◆ **Data for this task**:
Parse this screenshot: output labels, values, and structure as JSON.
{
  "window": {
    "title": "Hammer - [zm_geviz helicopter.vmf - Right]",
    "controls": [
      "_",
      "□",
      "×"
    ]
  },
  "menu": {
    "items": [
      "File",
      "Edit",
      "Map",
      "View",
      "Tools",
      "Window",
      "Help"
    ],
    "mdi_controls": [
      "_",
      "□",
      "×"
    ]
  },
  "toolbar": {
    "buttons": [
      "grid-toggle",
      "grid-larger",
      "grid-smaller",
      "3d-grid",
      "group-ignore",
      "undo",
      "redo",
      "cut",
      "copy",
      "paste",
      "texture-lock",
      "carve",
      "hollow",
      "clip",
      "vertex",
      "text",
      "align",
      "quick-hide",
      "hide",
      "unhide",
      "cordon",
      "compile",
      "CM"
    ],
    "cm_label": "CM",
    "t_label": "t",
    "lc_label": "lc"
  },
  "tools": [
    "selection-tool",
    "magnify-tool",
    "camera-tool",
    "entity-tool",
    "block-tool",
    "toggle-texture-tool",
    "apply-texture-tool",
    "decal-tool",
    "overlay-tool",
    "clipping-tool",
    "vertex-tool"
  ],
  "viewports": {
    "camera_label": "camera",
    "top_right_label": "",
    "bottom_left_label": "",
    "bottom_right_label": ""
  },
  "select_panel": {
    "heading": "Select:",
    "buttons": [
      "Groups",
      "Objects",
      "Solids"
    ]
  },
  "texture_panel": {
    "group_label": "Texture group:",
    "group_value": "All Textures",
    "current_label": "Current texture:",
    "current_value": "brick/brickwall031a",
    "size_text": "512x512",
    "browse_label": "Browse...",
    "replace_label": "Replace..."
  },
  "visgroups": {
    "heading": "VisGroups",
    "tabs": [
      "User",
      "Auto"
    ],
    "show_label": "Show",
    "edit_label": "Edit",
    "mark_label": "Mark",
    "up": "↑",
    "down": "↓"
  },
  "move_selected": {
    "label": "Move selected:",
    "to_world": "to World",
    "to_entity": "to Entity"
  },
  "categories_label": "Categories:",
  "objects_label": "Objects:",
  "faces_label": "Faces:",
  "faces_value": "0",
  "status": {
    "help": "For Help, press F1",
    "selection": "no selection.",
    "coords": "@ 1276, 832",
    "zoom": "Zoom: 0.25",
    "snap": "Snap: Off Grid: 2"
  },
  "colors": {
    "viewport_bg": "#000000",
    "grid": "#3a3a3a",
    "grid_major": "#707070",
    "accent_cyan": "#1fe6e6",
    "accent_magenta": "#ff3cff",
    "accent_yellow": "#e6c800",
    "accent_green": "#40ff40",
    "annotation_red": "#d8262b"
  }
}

◆ **Exercise task**:
Transcribe every entry word for word.

◆ **Solution for this task**:
Parse this screenshot: output labels, values, and structure as JSON.
{
  "window": {
    "title": "Hammer - [zm_geviz helicopter.vmf - Right]",
    "controls": [
      "_",
      "□",
      "×"
    ]
  },
  "menu": {
    "items": [
      "File",
      "Edit",
      "Map",
      "View",
      "Tools",
      "Window",
      "Help"
    ],
    "mdi_controls": [
      "_",
      "□",
      "×"
    ]
  },
  "toolbar": {
    "buttons": [
      "grid-toggle",
      "grid-larger",
      "grid-smaller",
      "3d-grid",
      "group-ignore",
      "undo",
      "redo",
      "cut",
      "copy",
      "paste",
      "texture-lock",
      "carve",
      "hollow",
      "clip",
      "vertex",
      "text",
      "align",
      "quick-hide",
      "hide",
      "unhide",
      "cordon",
      "compile",
      "CM"
    ],
    "cm_label": "CM",
    "t_label": "t",
    "lc_label": "lc"
  },
  "tools": [
    "selection-tool",
    "magnify-tool",
    "camera-tool",
    "entity-tool",
    "block-tool",
    "toggle-texture-tool",
    "apply-texture-tool",
    "decal-tool",
    "overlay-tool",
    "clipping-tool",
    "vertex-tool"
  ],
  "viewports": {
    "camera_label": "camera",
    "top_right_label": "",
    "bottom_left_label": "",
    "bottom_right_label": ""
  },
  "select_panel": {
    "heading": "Select:",
    "buttons": [
      "Groups",
      "Objects",
      "Solids"
    ]
  },
  "texture_panel": {
    "group_label": "Texture group:",
    "group_value": "All Textures",
    "current_label": "Current texture:",
    "current_value": "brick/brickwall031a",
    "size_text": "512x512",
    "browse_label": "Browse...",
    "replace_label": "Replace..."
  },
  "visgroups": {
    "heading": "VisGroups",
    "tabs": [
      "User",
      "Auto"
    ],
    "show_label": "Show",
    "edit_label": "Edit",
    "mark_label": "Mark",
    "up": "↑",
    "down": "↓"
  },
  "move_selected": {
    "label": "Move selected:",
    "to_world": "to World",
    "to_entity": "to Entity"
  },
  "categories_label": "Categories:",
  "objects_label": "Objects:",
  "faces_label": "Faces:",
  "faces_value": "0",
  "status": {
    "help": "For Help, press F1",
    "selection": "no selection.",
    "coords": "@ 1276, 832",
    "zoom": "Zoom: 0.25",
    "snap": "Snap: Off Grid: 2"
  },
  "colors": {
    "viewport_bg": "#000000",
    "grid": "#3a3a3a",
    "grid_major": "#707070",
    "accent_cyan": "#1fe6e6",
    "accent_magenta": "#ff3cff",
    "accent_yellow": "#e6c800",
    "accent_green": "#40ff40",
    "annotation_red": "#d8262b"
  }
}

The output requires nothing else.